● **WHAT TO WORK ON**
Transcribe the records in full, keeping every character as it is.

----

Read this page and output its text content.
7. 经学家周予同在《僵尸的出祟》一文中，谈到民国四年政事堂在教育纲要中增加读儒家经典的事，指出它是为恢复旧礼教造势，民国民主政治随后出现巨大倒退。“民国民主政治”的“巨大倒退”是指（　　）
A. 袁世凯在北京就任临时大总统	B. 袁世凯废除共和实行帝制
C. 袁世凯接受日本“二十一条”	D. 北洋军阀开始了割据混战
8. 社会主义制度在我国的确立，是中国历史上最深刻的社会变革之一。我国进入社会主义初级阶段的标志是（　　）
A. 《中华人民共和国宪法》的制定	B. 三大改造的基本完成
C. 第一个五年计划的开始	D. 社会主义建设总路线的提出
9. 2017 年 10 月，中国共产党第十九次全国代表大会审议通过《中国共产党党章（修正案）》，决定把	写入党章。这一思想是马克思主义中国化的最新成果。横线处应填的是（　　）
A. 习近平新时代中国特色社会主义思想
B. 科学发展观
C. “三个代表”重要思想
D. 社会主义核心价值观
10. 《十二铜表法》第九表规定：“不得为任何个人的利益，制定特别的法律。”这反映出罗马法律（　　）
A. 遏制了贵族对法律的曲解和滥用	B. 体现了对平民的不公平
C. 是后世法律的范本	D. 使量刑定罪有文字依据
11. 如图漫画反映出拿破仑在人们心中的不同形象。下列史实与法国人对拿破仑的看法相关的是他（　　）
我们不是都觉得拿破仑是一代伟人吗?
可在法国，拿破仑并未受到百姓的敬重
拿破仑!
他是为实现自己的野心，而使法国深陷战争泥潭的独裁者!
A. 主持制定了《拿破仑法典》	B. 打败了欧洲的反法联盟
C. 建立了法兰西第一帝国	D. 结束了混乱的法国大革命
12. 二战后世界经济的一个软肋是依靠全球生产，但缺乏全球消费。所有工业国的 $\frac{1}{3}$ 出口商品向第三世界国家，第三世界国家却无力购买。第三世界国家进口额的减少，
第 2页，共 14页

----

● **OUTPUT OF THE TASK**
Read this page and output its text content.
7. 经学家周予同在《僵尸的出祟》一文中，谈到民国四年政事堂在教育纲要中增加读儒家经典的事，指出它是为恢复旧礼教造势，民国民主政治随后出现巨大倒退。“民国民主政治”的“巨大倒退”是指（　　）
A. 袁世凯在北京就任临时大总统	B. 袁世凯废除共和实行帝制
C. 袁世凯接受日本“二十一条”	D. 北洋军阀开始了割据混战
8. 社会主义制度在我国的确立，是中国历史上最深刻的社会变革之一。我国进入社会主义初级阶段的标志是（　　）
A. 《中华人民共和国宪法》的制定	B. 三大改造的基本完成
C. 第一个五年计划的开始	D. 社会主义建设总路线的提出
9. 2017 年 10 月，中国共产党第十九次全国代表大会审议通过《中国共产党党章（修正案）》，决定把	写入党章。这一思想是马克思主义中国化的最新成果。横线处应填的是（　　）
A. 习近平新时代中国特色社会主义思想
B. 科学发展观
C. “三个代表”重要思想
D. 社会主义核心价值观
10. 《十二铜表法》第九表规定：“不得为任何个人的利益，制定特别的法律。”这反映出罗马法律（　　）
A. 遏制了贵族对法律的曲解和滥用	B. 体现了对平民的不公平
C. 是后世法律的范本	D. 使量刑定罪有文字依据
11. 如图漫画反映出拿破仑在人们心中的不同形象。下列史实与法国人对拿破仑的看法相关的是他（　　）
我们不是都觉得拿破仑是一代伟人吗?
可在法国，拿破仑并未受到百姓的敬重
拿破仑!
他是为实现自己的野心，而使法国深陷战争泥潭的独裁者!
A. 主持制定了《拿破仑法典》	B. 打败了欧洲的反法联盟
C. 建立了法兰西第一帝国	D. 结束了混乱的法国大革命
12. 二战后世界经济的一个软肋是依靠全球生产，但缺乏全球消费。所有工业国的 $\frac{1}{3}$ 出口商品向第三世界国家，第三世界国家却无力购买。第三世界国家进口额的减少，
第 2页，共 14页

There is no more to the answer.